Data shown:
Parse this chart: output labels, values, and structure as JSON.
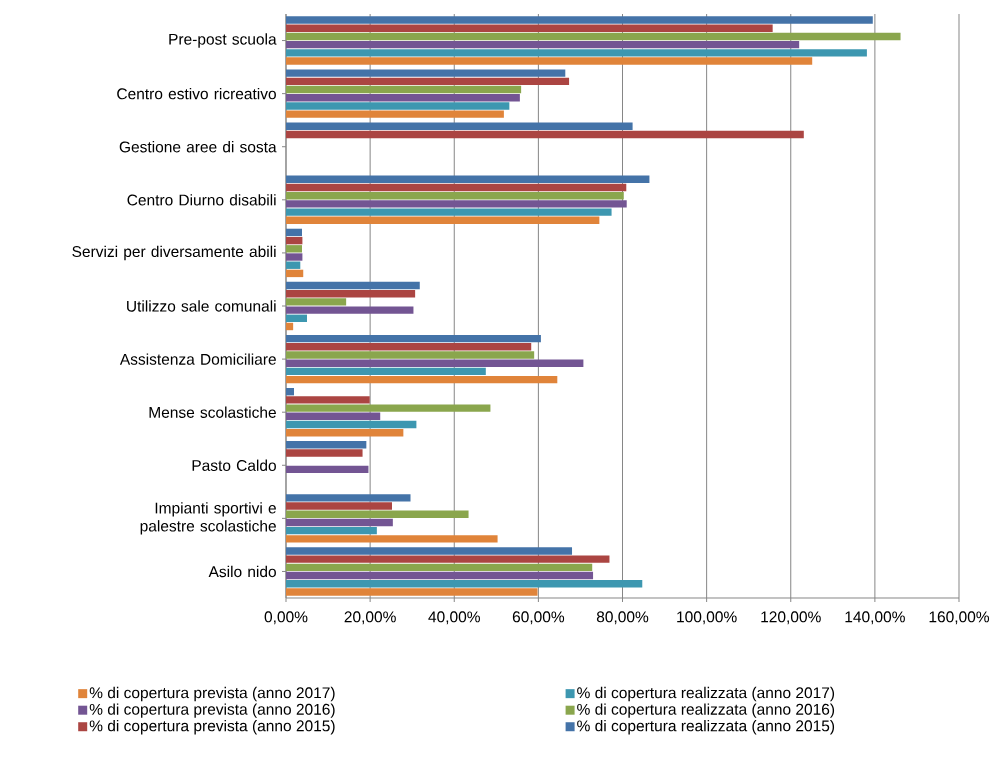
--
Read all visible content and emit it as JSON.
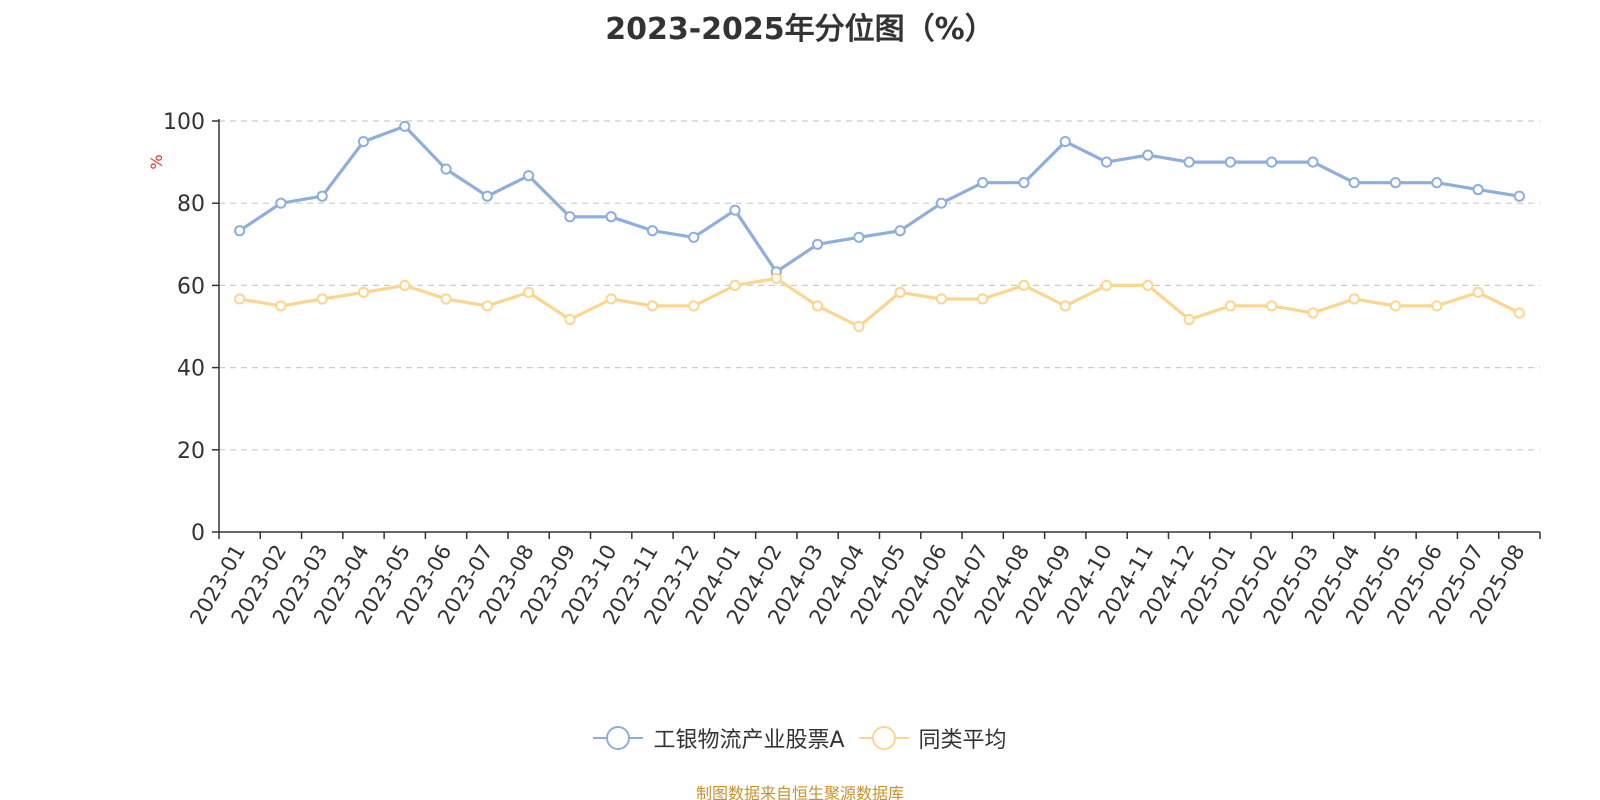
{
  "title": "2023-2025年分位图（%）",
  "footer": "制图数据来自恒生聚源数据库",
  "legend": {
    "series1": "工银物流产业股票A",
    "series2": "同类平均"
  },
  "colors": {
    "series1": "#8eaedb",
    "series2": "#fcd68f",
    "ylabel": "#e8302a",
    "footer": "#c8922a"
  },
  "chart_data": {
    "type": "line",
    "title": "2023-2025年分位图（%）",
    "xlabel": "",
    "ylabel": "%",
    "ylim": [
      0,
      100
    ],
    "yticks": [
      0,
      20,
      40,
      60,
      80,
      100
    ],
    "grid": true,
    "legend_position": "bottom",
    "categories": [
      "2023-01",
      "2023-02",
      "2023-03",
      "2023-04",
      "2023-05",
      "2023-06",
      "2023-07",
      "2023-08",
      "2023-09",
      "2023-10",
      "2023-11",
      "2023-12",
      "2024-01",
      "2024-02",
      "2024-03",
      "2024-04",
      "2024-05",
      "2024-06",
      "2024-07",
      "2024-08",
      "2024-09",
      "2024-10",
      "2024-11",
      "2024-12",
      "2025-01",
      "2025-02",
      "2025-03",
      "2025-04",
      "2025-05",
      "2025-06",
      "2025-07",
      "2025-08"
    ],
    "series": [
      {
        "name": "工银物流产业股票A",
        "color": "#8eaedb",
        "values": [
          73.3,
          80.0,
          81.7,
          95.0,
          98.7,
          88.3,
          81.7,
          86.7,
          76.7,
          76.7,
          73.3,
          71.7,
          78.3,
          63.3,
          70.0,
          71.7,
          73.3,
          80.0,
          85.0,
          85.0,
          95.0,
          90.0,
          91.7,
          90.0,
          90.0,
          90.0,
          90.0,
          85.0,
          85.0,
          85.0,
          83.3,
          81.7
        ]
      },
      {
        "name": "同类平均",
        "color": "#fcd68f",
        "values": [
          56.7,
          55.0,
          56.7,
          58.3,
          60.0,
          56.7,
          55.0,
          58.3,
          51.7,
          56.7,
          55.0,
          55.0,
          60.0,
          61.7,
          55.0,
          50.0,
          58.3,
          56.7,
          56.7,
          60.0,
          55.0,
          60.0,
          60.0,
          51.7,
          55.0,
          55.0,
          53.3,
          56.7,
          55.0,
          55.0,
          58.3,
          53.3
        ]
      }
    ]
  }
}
...
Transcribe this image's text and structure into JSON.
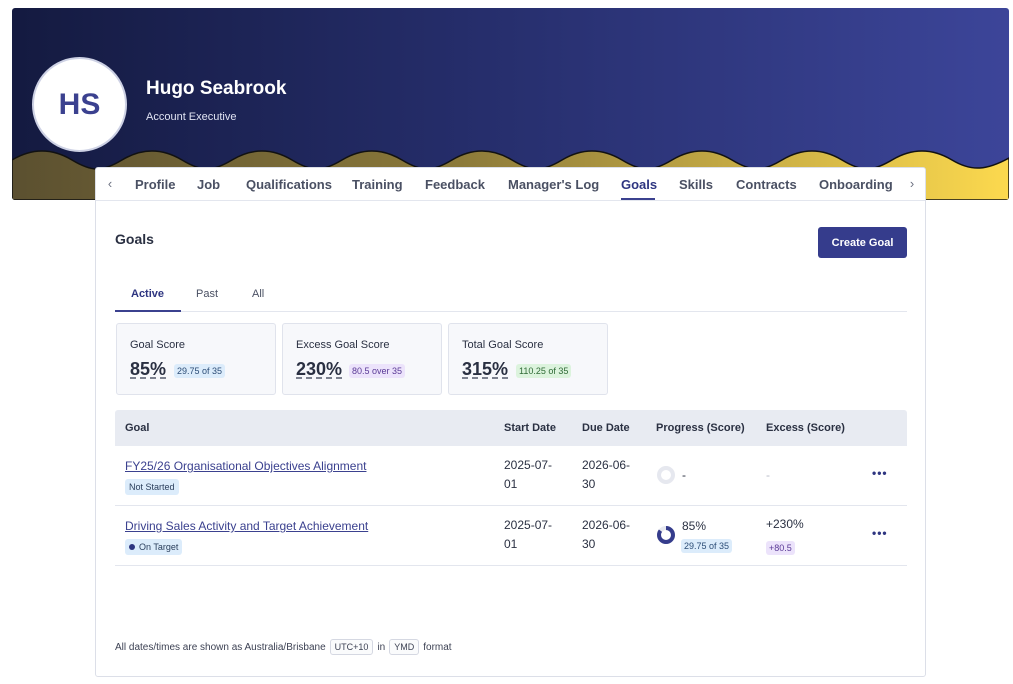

The task: Among the lines of the data, identify those with the word "this". Copy each of them.

Output:
Parse this chart: output labels, values, and structure as JSON.
Transcribe this image's text and structure into JSON.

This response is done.